• [What you have to do]:
Read the lines that follow and tally those with the word "start"; give the number and nothing else.

• [Dataset]:
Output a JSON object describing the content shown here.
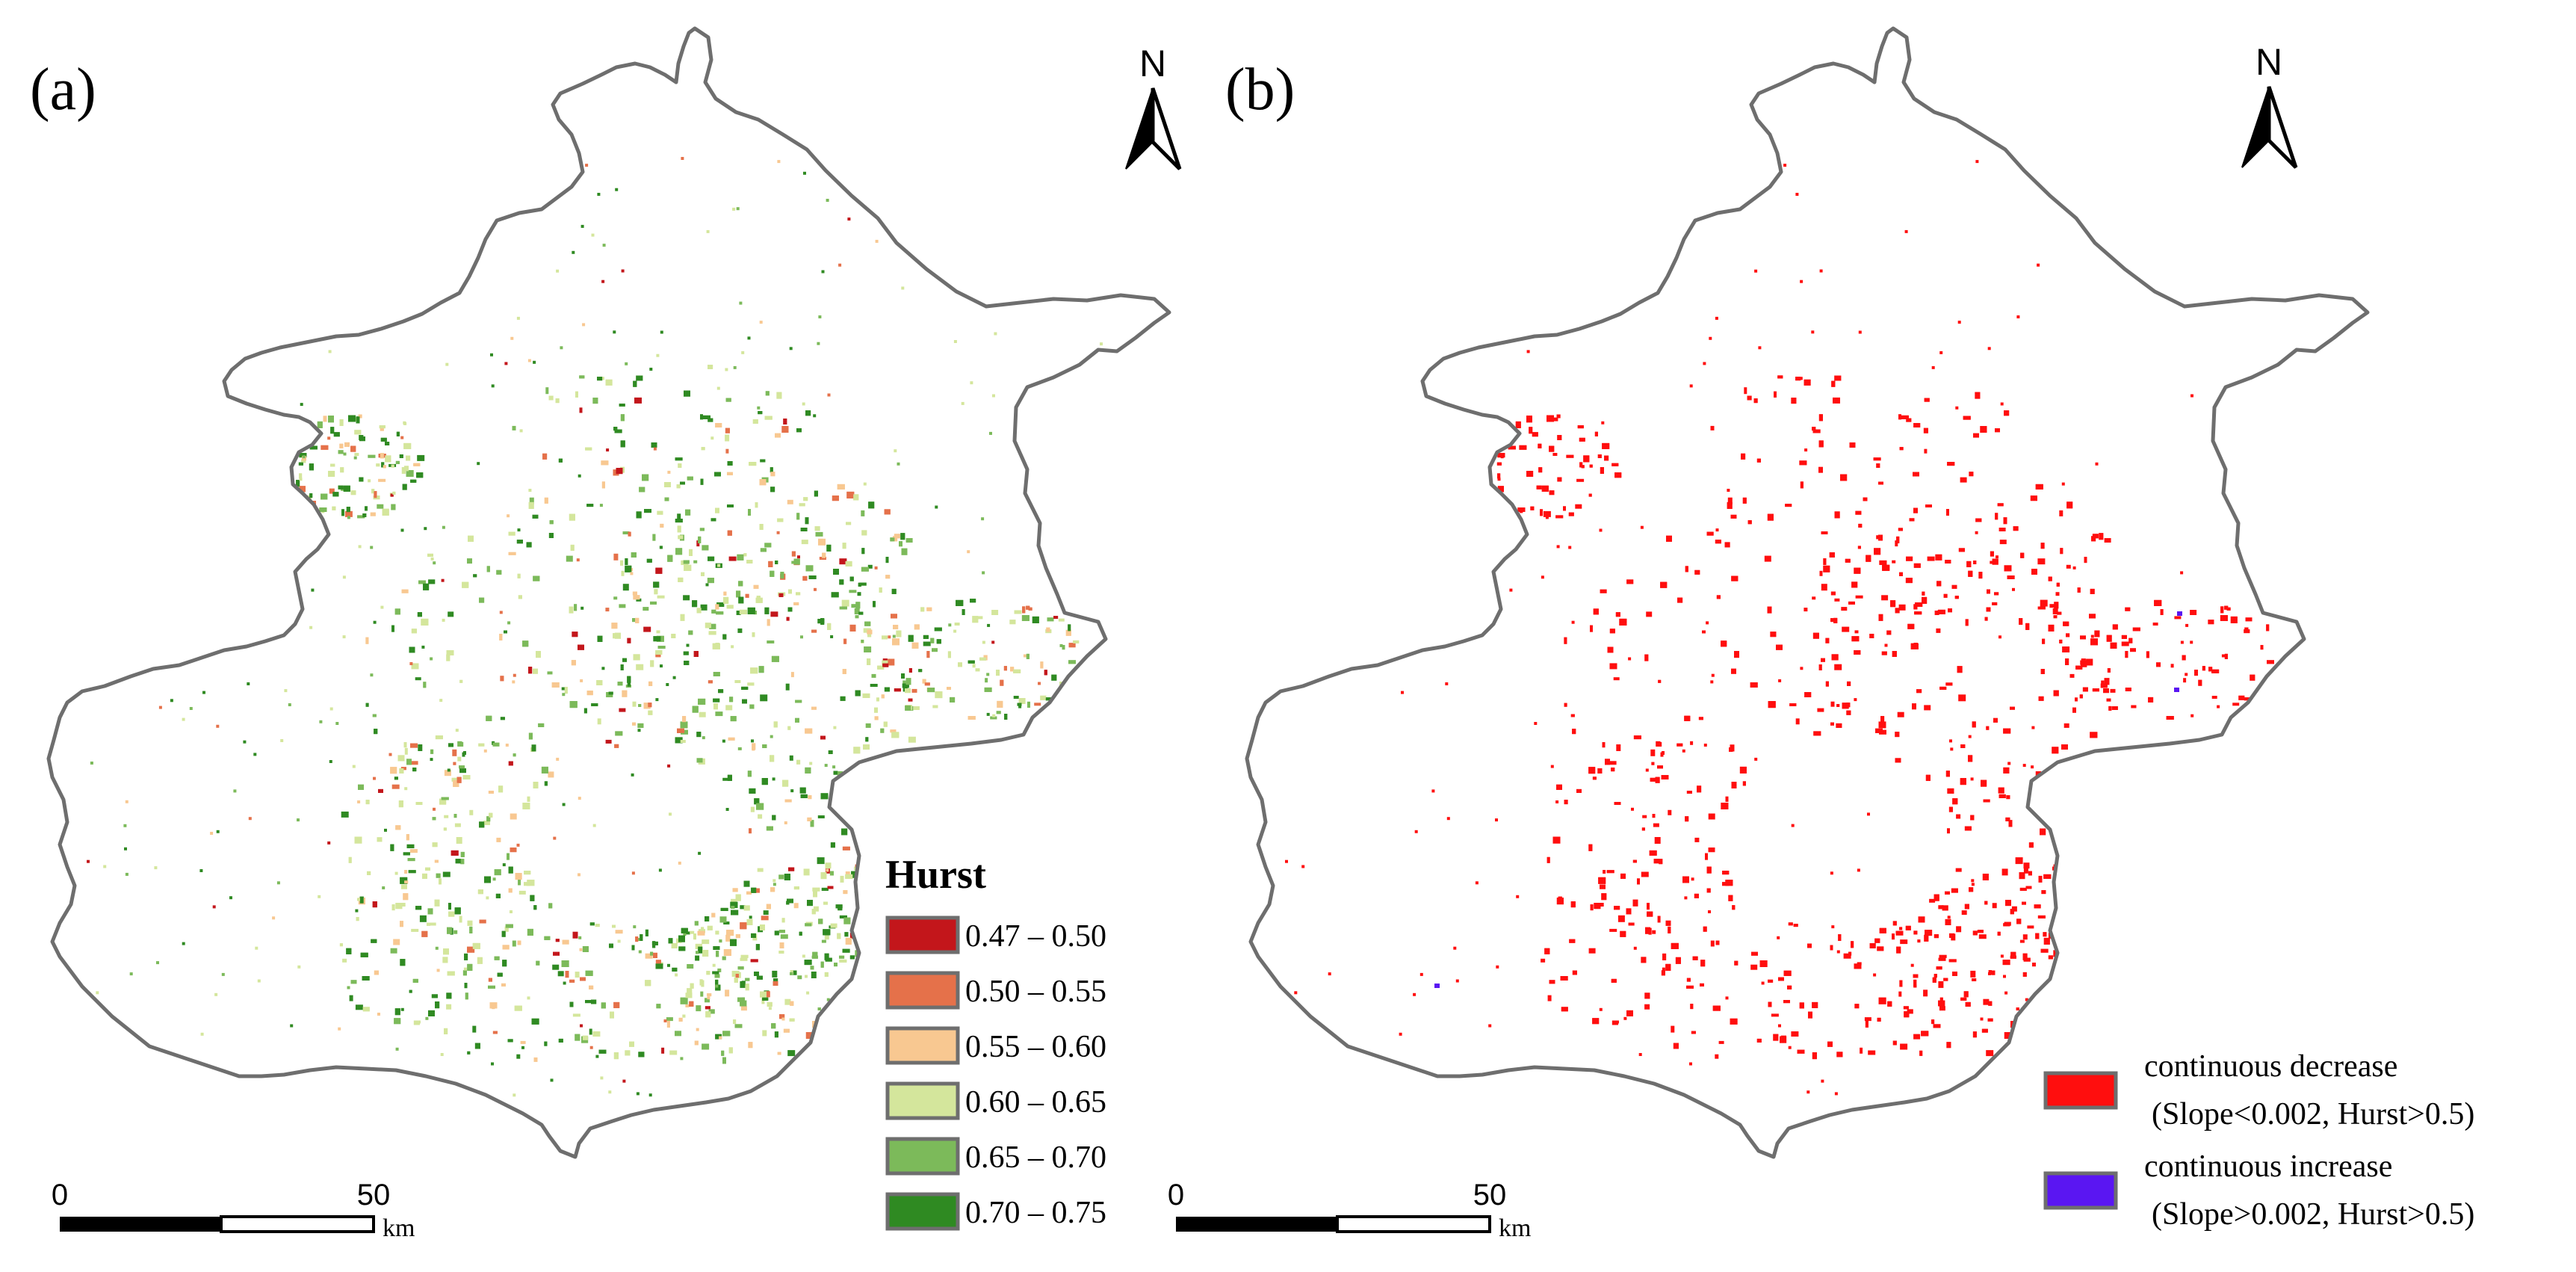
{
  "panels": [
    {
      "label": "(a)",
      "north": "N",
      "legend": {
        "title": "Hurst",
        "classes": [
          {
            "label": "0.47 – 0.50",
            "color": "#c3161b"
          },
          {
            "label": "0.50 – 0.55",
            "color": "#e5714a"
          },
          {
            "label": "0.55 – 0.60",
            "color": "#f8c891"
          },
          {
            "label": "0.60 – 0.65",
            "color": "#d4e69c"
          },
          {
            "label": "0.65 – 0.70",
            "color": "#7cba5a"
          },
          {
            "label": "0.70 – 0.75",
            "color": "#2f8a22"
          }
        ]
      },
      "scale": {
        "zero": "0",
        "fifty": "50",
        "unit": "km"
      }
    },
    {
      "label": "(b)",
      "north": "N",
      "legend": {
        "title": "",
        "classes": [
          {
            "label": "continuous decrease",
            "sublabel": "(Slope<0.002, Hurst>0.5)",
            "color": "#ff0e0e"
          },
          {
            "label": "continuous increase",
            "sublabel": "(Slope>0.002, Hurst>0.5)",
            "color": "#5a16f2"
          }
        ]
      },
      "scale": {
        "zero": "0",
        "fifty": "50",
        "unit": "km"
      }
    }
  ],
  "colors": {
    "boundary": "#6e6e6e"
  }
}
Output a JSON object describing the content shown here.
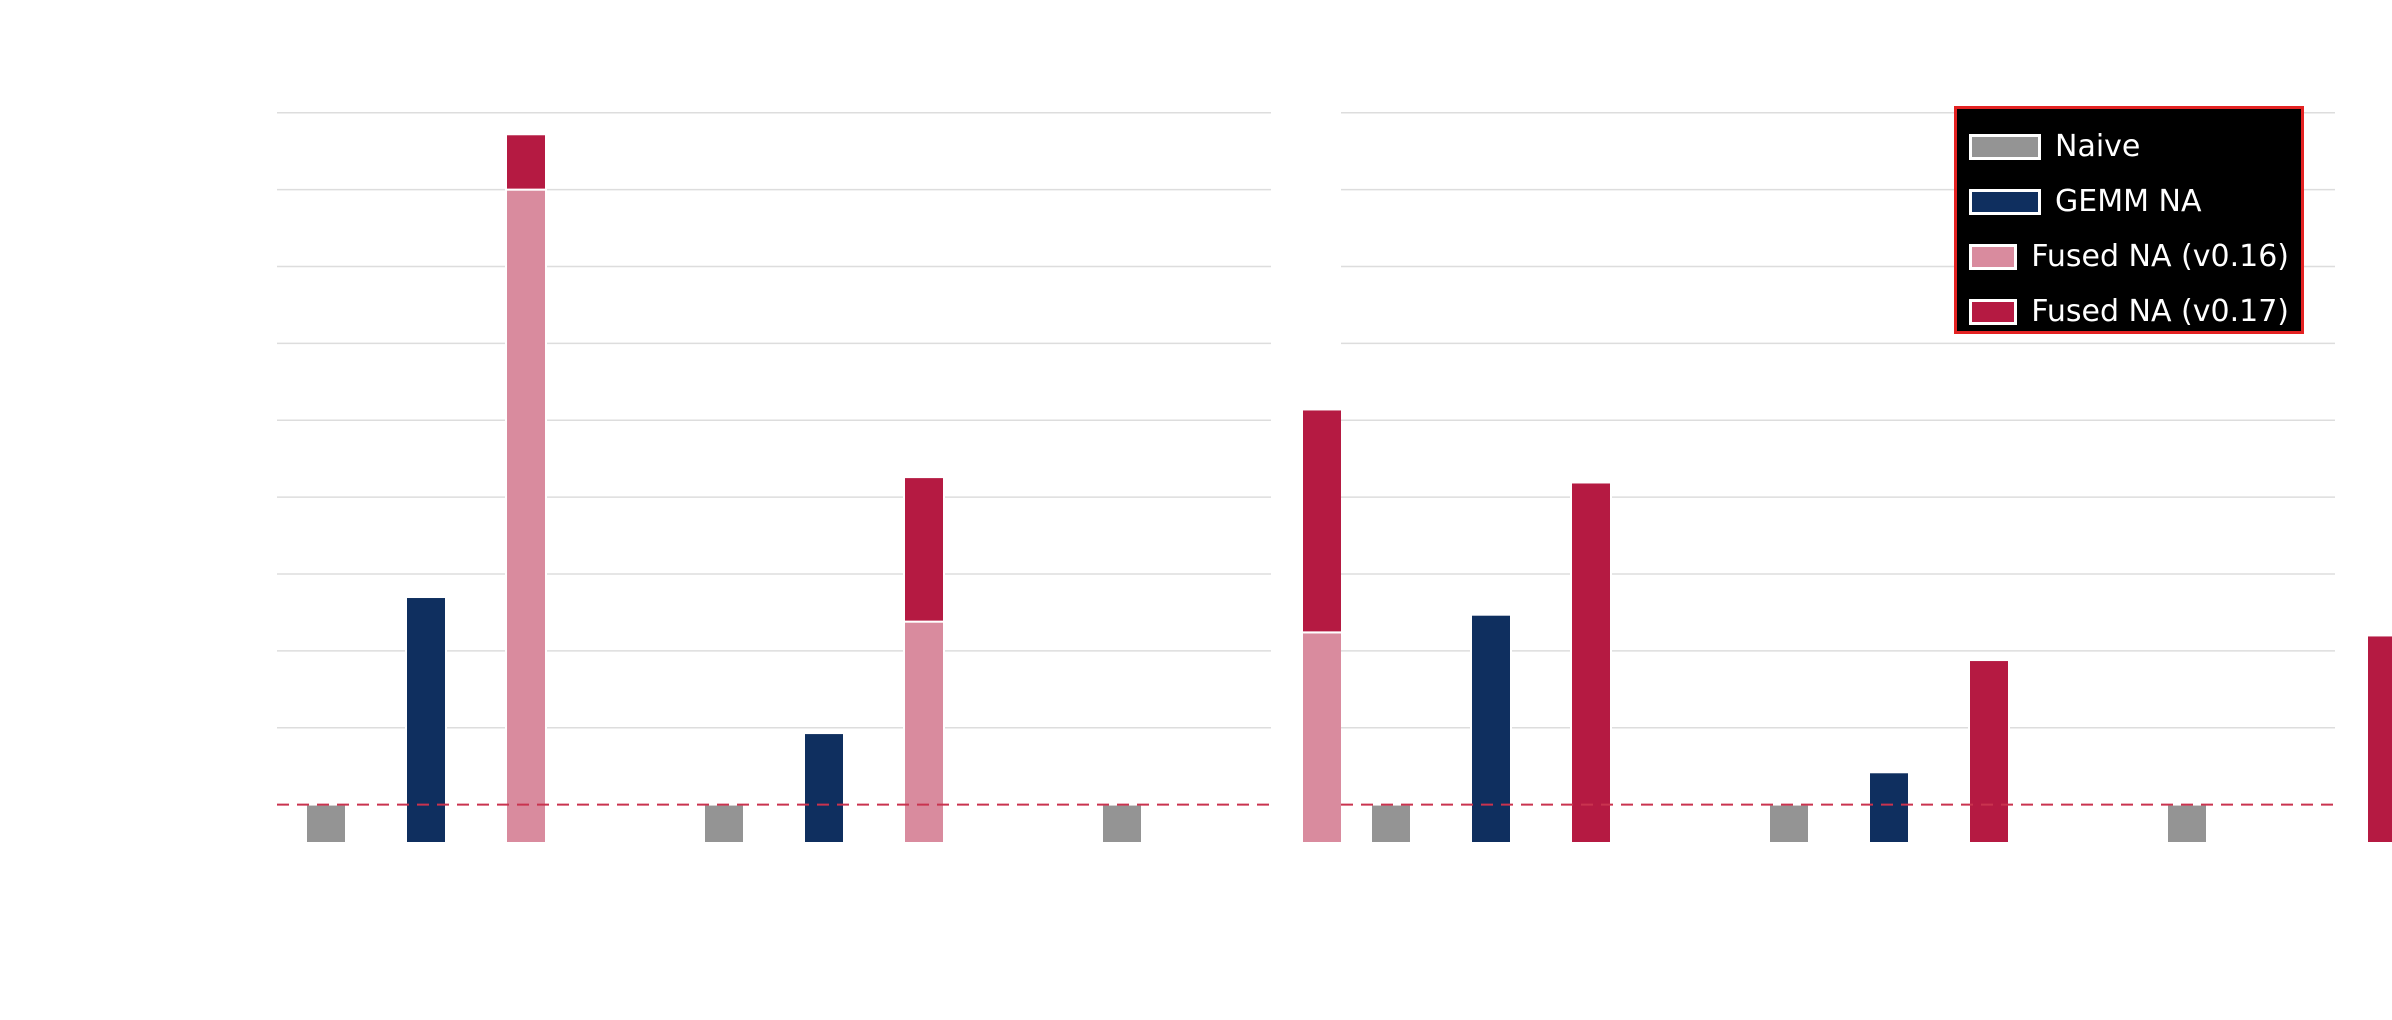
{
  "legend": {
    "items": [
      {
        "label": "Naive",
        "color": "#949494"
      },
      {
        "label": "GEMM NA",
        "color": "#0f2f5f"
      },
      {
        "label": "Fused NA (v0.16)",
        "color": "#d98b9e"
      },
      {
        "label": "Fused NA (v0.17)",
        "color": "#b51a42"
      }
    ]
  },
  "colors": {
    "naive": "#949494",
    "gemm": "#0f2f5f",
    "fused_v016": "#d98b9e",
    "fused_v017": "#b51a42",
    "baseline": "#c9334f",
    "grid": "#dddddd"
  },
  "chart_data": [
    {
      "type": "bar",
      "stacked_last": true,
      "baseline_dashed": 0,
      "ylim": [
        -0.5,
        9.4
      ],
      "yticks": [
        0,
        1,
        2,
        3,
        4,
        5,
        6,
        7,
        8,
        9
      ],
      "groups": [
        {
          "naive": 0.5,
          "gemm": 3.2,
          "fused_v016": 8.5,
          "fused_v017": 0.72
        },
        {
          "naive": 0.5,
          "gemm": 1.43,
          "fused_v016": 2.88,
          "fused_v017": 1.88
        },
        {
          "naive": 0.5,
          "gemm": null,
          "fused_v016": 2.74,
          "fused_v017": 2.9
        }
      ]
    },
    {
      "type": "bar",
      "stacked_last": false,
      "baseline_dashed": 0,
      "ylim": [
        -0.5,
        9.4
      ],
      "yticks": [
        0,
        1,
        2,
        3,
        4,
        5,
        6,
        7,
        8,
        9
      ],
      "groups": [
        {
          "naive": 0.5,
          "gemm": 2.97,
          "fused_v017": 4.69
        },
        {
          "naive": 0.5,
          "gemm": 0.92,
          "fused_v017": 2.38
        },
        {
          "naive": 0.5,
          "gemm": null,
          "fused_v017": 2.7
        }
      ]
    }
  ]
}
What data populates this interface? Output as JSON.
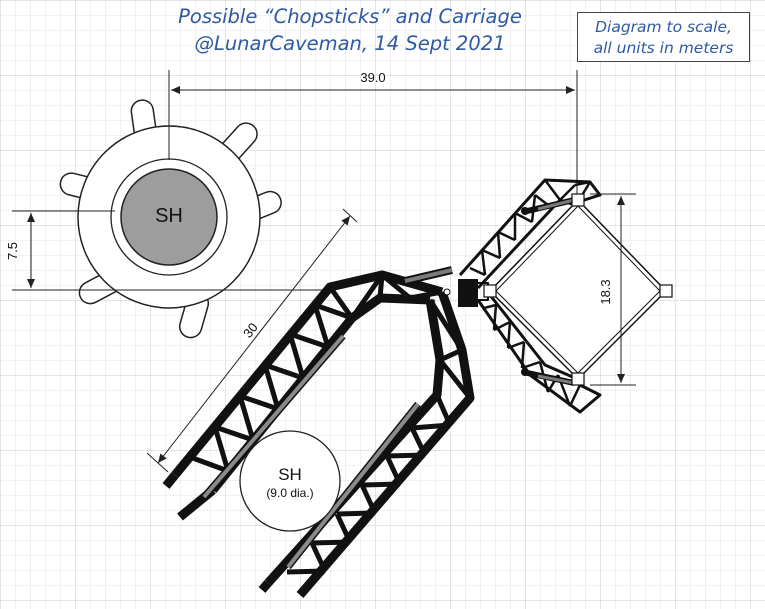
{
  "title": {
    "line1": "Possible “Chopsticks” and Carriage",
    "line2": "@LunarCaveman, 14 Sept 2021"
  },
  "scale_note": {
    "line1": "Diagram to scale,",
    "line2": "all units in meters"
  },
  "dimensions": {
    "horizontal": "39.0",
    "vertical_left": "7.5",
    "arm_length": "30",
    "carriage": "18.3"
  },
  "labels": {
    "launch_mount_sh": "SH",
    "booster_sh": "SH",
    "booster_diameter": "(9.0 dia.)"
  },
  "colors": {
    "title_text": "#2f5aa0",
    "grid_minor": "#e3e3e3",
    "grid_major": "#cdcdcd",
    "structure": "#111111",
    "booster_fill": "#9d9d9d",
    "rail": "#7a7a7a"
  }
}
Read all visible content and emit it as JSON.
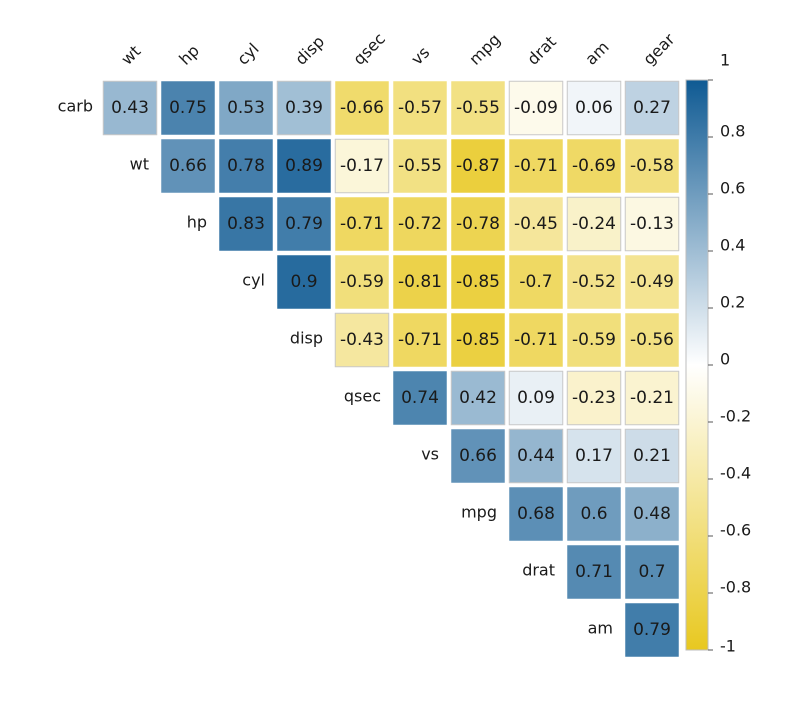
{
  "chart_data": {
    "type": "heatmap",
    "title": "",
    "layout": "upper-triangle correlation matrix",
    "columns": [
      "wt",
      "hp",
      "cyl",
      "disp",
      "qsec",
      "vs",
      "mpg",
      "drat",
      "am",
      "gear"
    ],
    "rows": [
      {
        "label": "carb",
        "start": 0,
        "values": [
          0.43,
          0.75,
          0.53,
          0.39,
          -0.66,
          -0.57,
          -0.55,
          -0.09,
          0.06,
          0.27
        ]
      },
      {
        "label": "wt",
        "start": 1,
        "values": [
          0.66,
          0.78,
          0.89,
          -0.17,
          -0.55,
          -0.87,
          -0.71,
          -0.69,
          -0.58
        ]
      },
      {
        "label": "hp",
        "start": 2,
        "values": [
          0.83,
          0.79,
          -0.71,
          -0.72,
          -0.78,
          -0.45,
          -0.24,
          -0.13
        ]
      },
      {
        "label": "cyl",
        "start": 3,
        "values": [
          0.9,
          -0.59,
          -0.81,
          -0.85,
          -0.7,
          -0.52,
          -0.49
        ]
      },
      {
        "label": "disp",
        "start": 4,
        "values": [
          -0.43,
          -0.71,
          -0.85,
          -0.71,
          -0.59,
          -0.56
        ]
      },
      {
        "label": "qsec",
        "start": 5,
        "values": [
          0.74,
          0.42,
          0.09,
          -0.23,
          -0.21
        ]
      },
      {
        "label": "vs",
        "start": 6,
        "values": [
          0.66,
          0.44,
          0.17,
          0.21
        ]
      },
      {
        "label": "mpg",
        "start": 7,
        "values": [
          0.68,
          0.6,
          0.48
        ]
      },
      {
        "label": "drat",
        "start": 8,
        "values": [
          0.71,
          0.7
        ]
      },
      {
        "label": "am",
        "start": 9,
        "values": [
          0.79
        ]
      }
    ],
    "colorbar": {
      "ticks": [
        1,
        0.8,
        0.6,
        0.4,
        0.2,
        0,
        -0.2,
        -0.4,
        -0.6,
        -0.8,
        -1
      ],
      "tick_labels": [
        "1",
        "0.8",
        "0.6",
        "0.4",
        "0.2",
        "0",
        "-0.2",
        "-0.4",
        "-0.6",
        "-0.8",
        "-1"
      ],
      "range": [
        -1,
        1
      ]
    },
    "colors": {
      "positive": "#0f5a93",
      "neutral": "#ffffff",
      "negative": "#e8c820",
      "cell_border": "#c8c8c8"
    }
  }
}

• [Solved problem]:
10